** START Raw records **

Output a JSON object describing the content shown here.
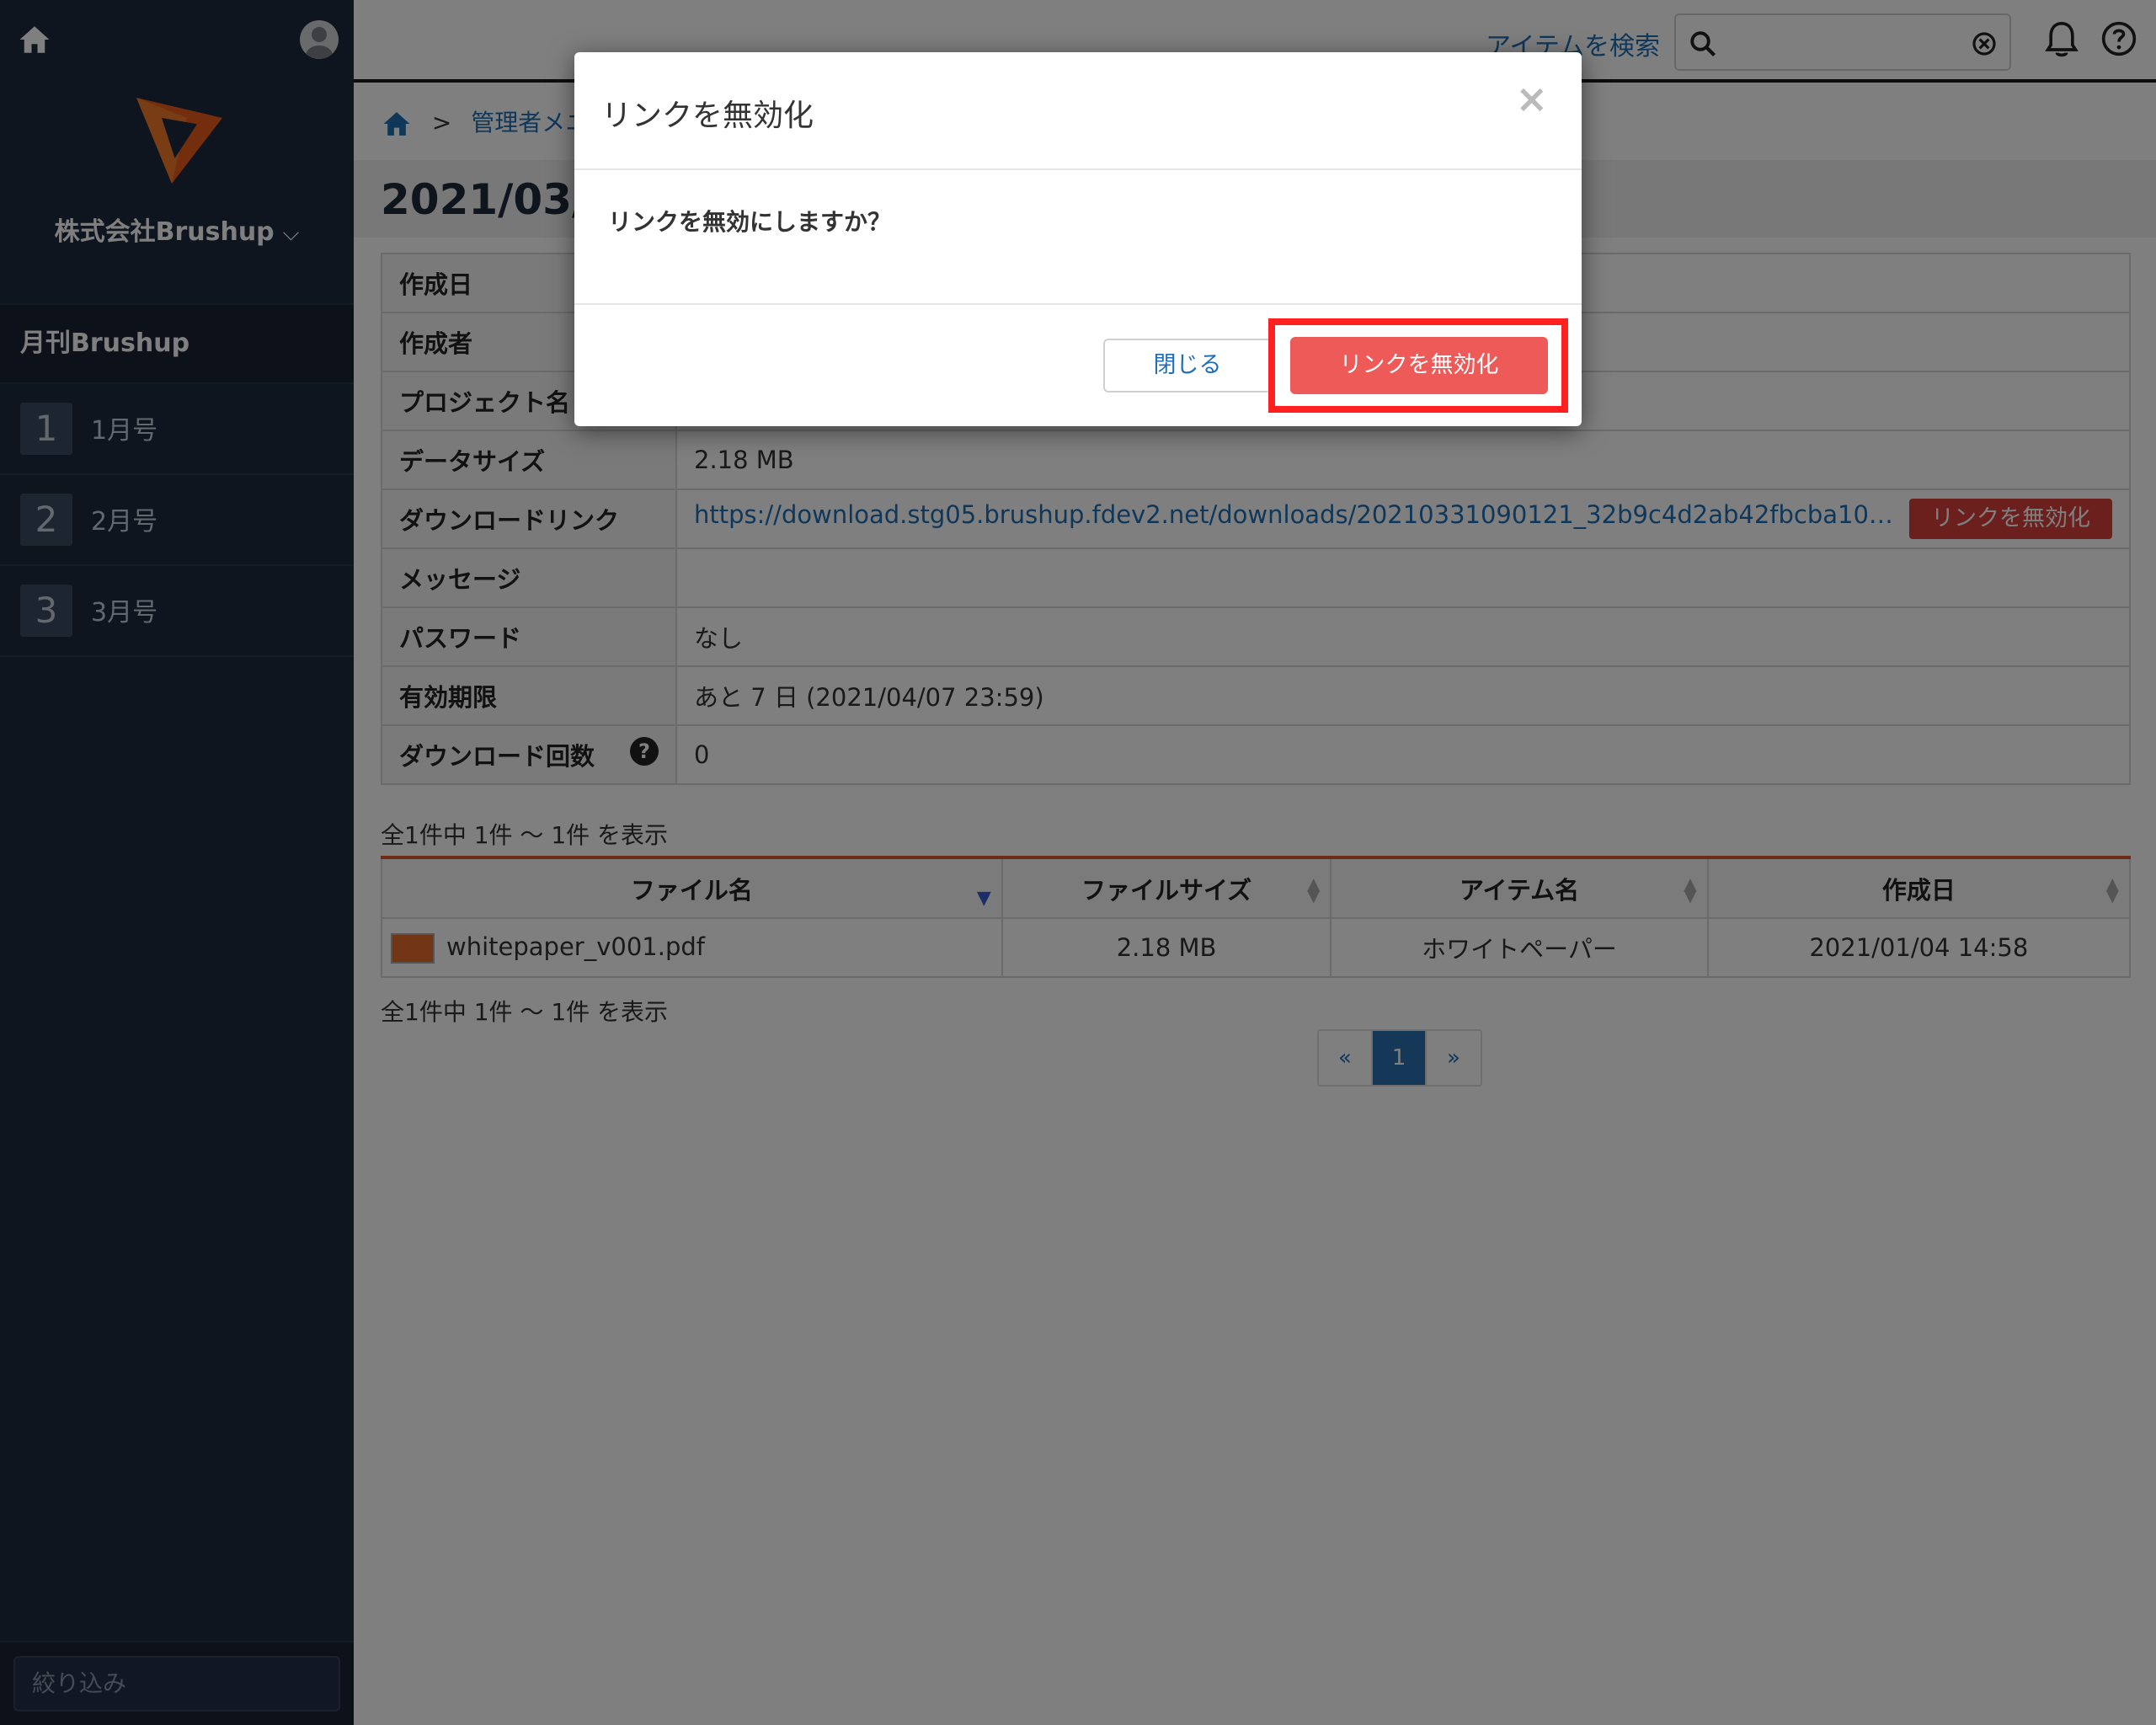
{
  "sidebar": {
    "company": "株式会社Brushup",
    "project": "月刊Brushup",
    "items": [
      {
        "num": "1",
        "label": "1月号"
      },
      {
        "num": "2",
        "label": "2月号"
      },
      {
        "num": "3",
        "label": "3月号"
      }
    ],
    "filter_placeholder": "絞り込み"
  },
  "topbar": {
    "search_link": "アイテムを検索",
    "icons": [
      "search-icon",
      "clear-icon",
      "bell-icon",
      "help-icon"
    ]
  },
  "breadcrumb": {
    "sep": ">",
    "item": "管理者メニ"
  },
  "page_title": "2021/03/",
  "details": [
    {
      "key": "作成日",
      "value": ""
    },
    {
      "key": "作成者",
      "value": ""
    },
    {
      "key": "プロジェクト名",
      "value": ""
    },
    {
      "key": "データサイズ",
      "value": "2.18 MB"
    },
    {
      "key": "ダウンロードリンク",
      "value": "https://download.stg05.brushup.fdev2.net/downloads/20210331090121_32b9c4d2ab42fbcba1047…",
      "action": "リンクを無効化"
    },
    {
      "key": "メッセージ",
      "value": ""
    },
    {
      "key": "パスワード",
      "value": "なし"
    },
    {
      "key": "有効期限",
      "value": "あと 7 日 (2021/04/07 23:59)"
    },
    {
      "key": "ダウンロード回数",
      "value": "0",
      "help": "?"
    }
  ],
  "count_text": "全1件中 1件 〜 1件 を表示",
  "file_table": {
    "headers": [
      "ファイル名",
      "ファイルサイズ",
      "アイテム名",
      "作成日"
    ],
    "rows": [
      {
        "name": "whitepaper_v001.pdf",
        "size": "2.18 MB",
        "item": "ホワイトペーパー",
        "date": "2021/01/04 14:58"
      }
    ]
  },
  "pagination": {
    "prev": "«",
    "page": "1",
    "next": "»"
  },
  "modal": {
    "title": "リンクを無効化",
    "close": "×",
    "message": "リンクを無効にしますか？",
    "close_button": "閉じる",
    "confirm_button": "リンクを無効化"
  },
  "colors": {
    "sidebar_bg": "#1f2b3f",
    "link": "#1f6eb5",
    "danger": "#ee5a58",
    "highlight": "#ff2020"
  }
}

** END Raw records **

_Written task_. Return the material exactly as given, apart from the pictures.

_The reply_.
Output a JSON object describing the content shown here.
{
  "sidebar": {
    "company": "株式会社Brushup",
    "project": "月刊Brushup",
    "items": [
      {
        "num": "1",
        "label": "1月号"
      },
      {
        "num": "2",
        "label": "2月号"
      },
      {
        "num": "3",
        "label": "3月号"
      }
    ],
    "filter_placeholder": "絞り込み"
  },
  "topbar": {
    "search_link": "アイテムを検索",
    "icons": [
      "search-icon",
      "clear-icon",
      "bell-icon",
      "help-icon"
    ]
  },
  "breadcrumb": {
    "sep": ">",
    "item": "管理者メニ"
  },
  "page_title": "2021/03/",
  "details": [
    {
      "key": "作成日",
      "value": ""
    },
    {
      "key": "作成者",
      "value": ""
    },
    {
      "key": "プロジェクト名",
      "value": ""
    },
    {
      "key": "データサイズ",
      "value": "2.18 MB"
    },
    {
      "key": "ダウンロードリンク",
      "value": "https://download.stg05.brushup.fdev2.net/downloads/20210331090121_32b9c4d2ab42fbcba1047…",
      "action": "リンクを無効化"
    },
    {
      "key": "メッセージ",
      "value": ""
    },
    {
      "key": "パスワード",
      "value": "なし"
    },
    {
      "key": "有効期限",
      "value": "あと 7 日 (2021/04/07 23:59)"
    },
    {
      "key": "ダウンロード回数",
      "value": "0",
      "help": "?"
    }
  ],
  "count_text": "全1件中 1件 〜 1件 を表示",
  "file_table": {
    "headers": [
      "ファイル名",
      "ファイルサイズ",
      "アイテム名",
      "作成日"
    ],
    "rows": [
      {
        "name": "whitepaper_v001.pdf",
        "size": "2.18 MB",
        "item": "ホワイトペーパー",
        "date": "2021/01/04 14:58"
      }
    ]
  },
  "pagination": {
    "prev": "«",
    "page": "1",
    "next": "»"
  },
  "modal": {
    "title": "リンクを無効化",
    "close": "×",
    "message": "リンクを無効にしますか？",
    "close_button": "閉じる",
    "confirm_button": "リンクを無効化"
  },
  "colors": {
    "sidebar_bg": "#1f2b3f",
    "link": "#1f6eb5",
    "danger": "#ee5a58",
    "highlight": "#ff2020"
  }
}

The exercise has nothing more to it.